* **What is expected**
All of the records below must be output exactly, with no pictures carried over.

* **Stored data entries**
***

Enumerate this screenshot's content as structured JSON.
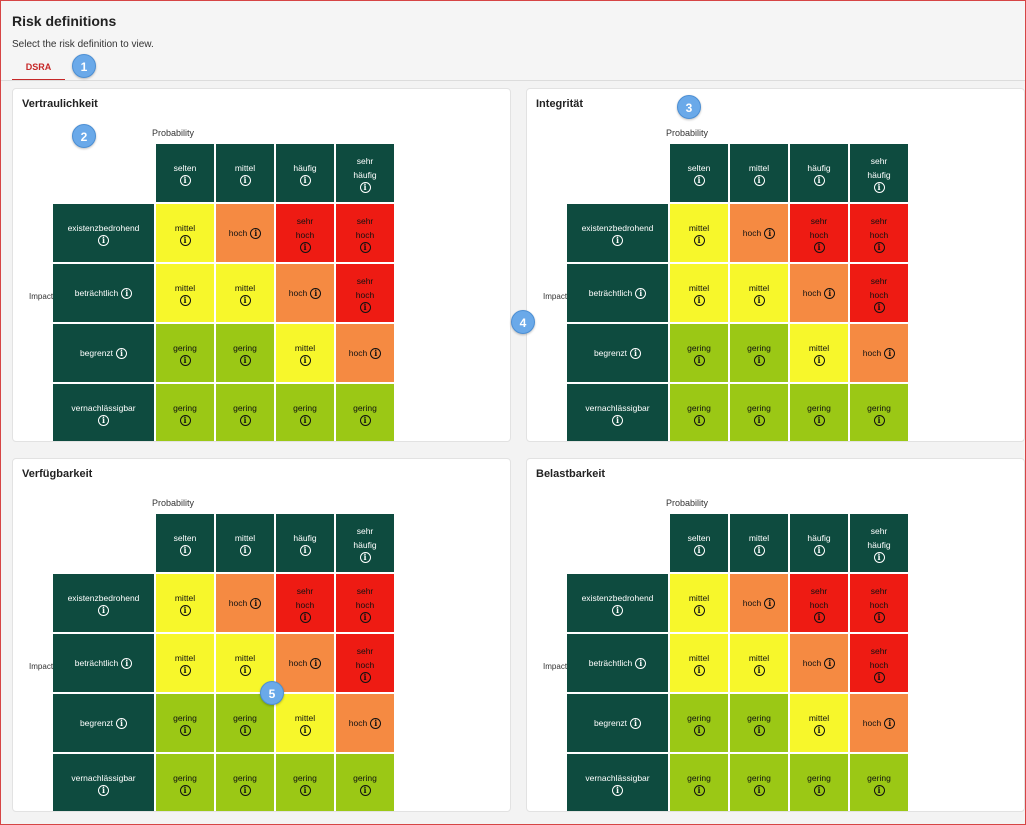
{
  "page": {
    "title": "Risk definitions",
    "subtitle": "Select the risk definition to view.",
    "tab_label": "DSRA"
  },
  "markers": [
    "1",
    "2",
    "3",
    "4",
    "5"
  ],
  "matrix": {
    "probability_label": "Probability",
    "impact_label": [
      "I",
      "m",
      "p",
      "a",
      "c",
      "t"
    ],
    "columns": [
      "selten",
      "mittel",
      "häufig",
      "sehr häufig"
    ],
    "rows": [
      "existenzbedrohend",
      "beträchtlich",
      "begrenzt",
      "vernachlässigbar"
    ],
    "cells": [
      [
        "mittel",
        "hoch",
        "sehr hoch",
        "sehr hoch"
      ],
      [
        "mittel",
        "mittel",
        "hoch",
        "sehr hoch"
      ],
      [
        "gering",
        "gering",
        "mittel",
        "hoch"
      ],
      [
        "gering",
        "gering",
        "gering",
        "gering"
      ]
    ],
    "info_icon": "info-icon"
  },
  "level_colors": {
    "gering": "#9bc815",
    "mittel": "#f7f72b",
    "hoch": "#f58a42",
    "sehr hoch": "#ee1b13",
    "header": "#0e4b3f"
  },
  "panels": [
    {
      "title": "Vertraulichkeit"
    },
    {
      "title": "Integrität"
    },
    {
      "title": "Verfügbarkeit"
    },
    {
      "title": "Belastbarkeit"
    }
  ]
}
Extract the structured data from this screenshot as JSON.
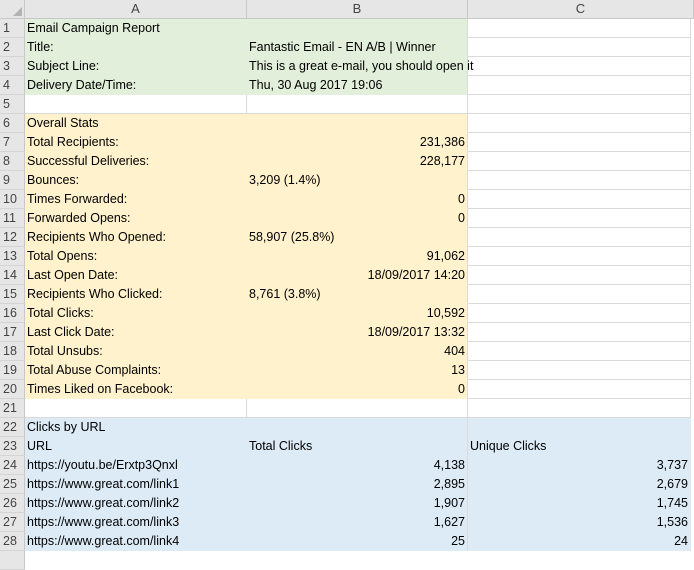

***

* **Correct answer**
Enumerate this screenshot's content as structured JSON.
{
  "page": {
    "title": "Risk definitions",
    "subtitle": "Select the risk definition to view.",
    "tab_label": "DSRA"
  },
  "markers": [
    "1",
    "2",
    "3",
    "4",
    "5"
  ],
  "matrix": {
    "probability_label": "Probability",
    "impact_label": [
      "I",
      "m",
      "p",
      "a",
      "c",
      "t"
    ],
    "columns": [
      "selten",
      "mittel",
      "häufig",
      "sehr häufig"
    ],
    "rows": [
      "existenzbedrohend",
      "beträchtlich",
      "begrenzt",
      "vernachlässigbar"
    ],
    "cells": [
      [
        "mittel",
        "hoch",
        "sehr hoch",
        "sehr hoch"
      ],
      [
        "mittel",
        "mittel",
        "hoch",
        "sehr hoch"
      ],
      [
        "gering",
        "gering",
        "mittel",
        "hoch"
      ],
      [
        "gering",
        "gering",
        "gering",
        "gering"
      ]
    ],
    "info_icon": "info-icon"
  },
  "level_colors": {
    "gering": "#9bc815",
    "mittel": "#f7f72b",
    "hoch": "#f58a42",
    "sehr hoch": "#ee1b13",
    "header": "#0e4b3f"
  },
  "panels": [
    {
      "title": "Vertraulichkeit"
    },
    {
      "title": "Integrität"
    },
    {
      "title": "Verfügbarkeit"
    },
    {
      "title": "Belastbarkeit"
    }
  ]
}
Extract the structured data from this screenshot as JSON.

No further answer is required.